**** Data excerpts ****
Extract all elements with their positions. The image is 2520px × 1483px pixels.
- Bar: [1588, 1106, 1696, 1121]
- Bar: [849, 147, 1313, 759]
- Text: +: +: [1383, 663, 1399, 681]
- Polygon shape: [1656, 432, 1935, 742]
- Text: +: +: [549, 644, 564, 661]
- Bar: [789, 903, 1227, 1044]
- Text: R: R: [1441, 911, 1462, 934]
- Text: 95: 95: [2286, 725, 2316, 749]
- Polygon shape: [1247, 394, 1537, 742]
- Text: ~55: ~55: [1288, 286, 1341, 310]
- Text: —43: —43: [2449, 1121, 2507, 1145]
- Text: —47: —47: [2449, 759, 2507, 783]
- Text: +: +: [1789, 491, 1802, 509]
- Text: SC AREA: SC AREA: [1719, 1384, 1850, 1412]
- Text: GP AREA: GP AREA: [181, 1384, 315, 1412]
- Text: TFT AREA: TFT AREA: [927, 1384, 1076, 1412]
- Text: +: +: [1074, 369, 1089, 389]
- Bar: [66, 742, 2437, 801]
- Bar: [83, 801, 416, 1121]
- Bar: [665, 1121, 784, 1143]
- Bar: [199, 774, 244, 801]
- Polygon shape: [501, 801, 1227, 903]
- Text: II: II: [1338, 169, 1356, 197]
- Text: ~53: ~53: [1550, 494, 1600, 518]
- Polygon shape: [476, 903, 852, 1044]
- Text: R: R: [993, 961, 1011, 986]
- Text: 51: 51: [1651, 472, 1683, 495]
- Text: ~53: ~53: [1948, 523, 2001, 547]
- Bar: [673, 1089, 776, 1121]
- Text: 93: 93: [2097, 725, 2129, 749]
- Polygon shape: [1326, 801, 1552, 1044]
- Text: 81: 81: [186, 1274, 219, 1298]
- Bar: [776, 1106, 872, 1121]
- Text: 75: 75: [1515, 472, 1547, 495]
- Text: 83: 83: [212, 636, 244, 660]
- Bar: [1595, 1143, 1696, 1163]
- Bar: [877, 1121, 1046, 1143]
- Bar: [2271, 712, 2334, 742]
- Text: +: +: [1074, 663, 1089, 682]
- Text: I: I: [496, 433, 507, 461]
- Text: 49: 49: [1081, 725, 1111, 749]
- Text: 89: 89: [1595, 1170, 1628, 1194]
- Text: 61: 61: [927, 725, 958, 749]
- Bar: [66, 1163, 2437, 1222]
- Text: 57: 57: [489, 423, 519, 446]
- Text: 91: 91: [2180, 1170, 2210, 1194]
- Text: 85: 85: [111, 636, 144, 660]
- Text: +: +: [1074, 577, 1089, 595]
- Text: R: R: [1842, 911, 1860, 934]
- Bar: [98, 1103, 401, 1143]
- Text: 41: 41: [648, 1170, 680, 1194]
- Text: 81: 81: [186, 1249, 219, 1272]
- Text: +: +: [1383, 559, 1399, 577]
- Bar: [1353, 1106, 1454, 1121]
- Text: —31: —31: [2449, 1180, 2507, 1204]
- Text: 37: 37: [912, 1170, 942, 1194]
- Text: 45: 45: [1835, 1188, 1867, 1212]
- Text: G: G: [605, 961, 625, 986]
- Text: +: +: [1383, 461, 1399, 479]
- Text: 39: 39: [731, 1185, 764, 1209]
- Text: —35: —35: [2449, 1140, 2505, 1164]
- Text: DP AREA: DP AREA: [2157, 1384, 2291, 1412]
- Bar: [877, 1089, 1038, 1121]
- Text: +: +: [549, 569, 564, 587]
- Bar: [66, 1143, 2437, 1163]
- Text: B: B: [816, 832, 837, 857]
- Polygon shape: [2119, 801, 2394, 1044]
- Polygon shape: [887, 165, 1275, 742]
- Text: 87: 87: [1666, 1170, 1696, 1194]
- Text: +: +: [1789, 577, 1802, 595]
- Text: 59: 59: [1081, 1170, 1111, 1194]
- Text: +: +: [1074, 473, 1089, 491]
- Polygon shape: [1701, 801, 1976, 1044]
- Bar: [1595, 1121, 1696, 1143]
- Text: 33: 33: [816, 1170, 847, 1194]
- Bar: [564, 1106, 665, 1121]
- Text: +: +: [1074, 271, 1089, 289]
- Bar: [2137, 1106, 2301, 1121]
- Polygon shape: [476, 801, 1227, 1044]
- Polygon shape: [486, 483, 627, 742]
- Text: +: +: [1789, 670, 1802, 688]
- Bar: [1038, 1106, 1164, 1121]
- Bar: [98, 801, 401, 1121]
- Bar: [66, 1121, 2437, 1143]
****
Job =>
Reproduce every one of the dataset rows above, line for line, with no changes.

Answer to the task =>
Extract all elements with their positions. The image is 2520px × 1483px pixels.
- Bar: [1588, 1106, 1696, 1121]
- Bar: [849, 147, 1313, 759]
- Text: +: +: [1383, 663, 1399, 681]
- Polygon shape: [1656, 432, 1935, 742]
- Text: +: +: [549, 644, 564, 661]
- Bar: [789, 903, 1227, 1044]
- Text: R: R: [1441, 911, 1462, 934]
- Text: 95: 95: [2286, 725, 2316, 749]
- Polygon shape: [1247, 394, 1537, 742]
- Text: ~55: ~55: [1288, 286, 1341, 310]
- Text: —43: —43: [2449, 1121, 2507, 1145]
- Text: —47: —47: [2449, 759, 2507, 783]
- Text: +: +: [1789, 491, 1802, 509]
- Text: SC AREA: SC AREA: [1719, 1384, 1850, 1412]
- Text: GP AREA: GP AREA: [181, 1384, 315, 1412]
- Text: TFT AREA: TFT AREA: [927, 1384, 1076, 1412]
- Text: +: +: [1074, 369, 1089, 389]
- Bar: [66, 742, 2437, 801]
- Bar: [83, 801, 416, 1121]
- Bar: [665, 1121, 784, 1143]
- Bar: [199, 774, 244, 801]
- Polygon shape: [501, 801, 1227, 903]
- Text: II: II: [1338, 169, 1356, 197]
- Text: ~53: ~53: [1550, 494, 1600, 518]
- Polygon shape: [476, 903, 852, 1044]
- Text: R: R: [993, 961, 1011, 986]
- Text: 51: 51: [1651, 472, 1683, 495]
- Text: ~53: ~53: [1948, 523, 2001, 547]
- Bar: [673, 1089, 776, 1121]
- Text: 93: 93: [2097, 725, 2129, 749]
- Polygon shape: [1326, 801, 1552, 1044]
- Text: 81: 81: [186, 1274, 219, 1298]
- Bar: [776, 1106, 872, 1121]
- Text: 75: 75: [1515, 472, 1547, 495]
- Text: 83: 83: [212, 636, 244, 660]
- Bar: [1595, 1143, 1696, 1163]
- Bar: [877, 1121, 1046, 1143]
- Bar: [2271, 712, 2334, 742]
- Text: +: +: [1074, 663, 1089, 682]
- Text: I: I: [496, 433, 507, 461]
- Text: 49: 49: [1081, 725, 1111, 749]
- Text: 89: 89: [1595, 1170, 1628, 1194]
- Text: 61: 61: [927, 725, 958, 749]
- Bar: [66, 1163, 2437, 1222]
- Text: 57: 57: [489, 423, 519, 446]
- Text: 91: 91: [2180, 1170, 2210, 1194]
- Text: 85: 85: [111, 636, 144, 660]
- Text: +: +: [1074, 577, 1089, 595]
- Text: R: R: [1842, 911, 1860, 934]
- Bar: [98, 1103, 401, 1143]
- Text: 41: 41: [648, 1170, 680, 1194]
- Text: 81: 81: [186, 1249, 219, 1272]
- Text: +: +: [1383, 559, 1399, 577]
- Bar: [1353, 1106, 1454, 1121]
- Text: —31: —31: [2449, 1180, 2507, 1204]
- Text: 37: 37: [912, 1170, 942, 1194]
- Text: 45: 45: [1835, 1188, 1867, 1212]
- Text: G: G: [605, 961, 625, 986]
- Text: +: +: [1383, 461, 1399, 479]
- Text: 39: 39: [731, 1185, 764, 1209]
- Text: —35: —35: [2449, 1140, 2505, 1164]
- Text: DP AREA: DP AREA: [2157, 1384, 2291, 1412]
- Bar: [877, 1089, 1038, 1121]
- Text: +: +: [549, 569, 564, 587]
- Bar: [66, 1143, 2437, 1163]
- Text: B: B: [816, 832, 837, 857]
- Polygon shape: [2119, 801, 2394, 1044]
- Polygon shape: [887, 165, 1275, 742]
- Text: 87: 87: [1666, 1170, 1696, 1194]
- Text: +: +: [1789, 577, 1802, 595]
- Text: 59: 59: [1081, 1170, 1111, 1194]
- Text: +: +: [1074, 473, 1089, 491]
- Polygon shape: [1701, 801, 1976, 1044]
- Bar: [1595, 1121, 1696, 1143]
- Text: 33: 33: [816, 1170, 847, 1194]
- Bar: [564, 1106, 665, 1121]
- Text: +: +: [1074, 271, 1089, 289]
- Bar: [2137, 1106, 2301, 1121]
- Polygon shape: [476, 801, 1227, 1044]
- Polygon shape: [486, 483, 627, 742]
- Text: +: +: [1789, 670, 1802, 688]
- Bar: [1038, 1106, 1164, 1121]
- Bar: [98, 801, 401, 1121]
- Bar: [66, 1121, 2437, 1143]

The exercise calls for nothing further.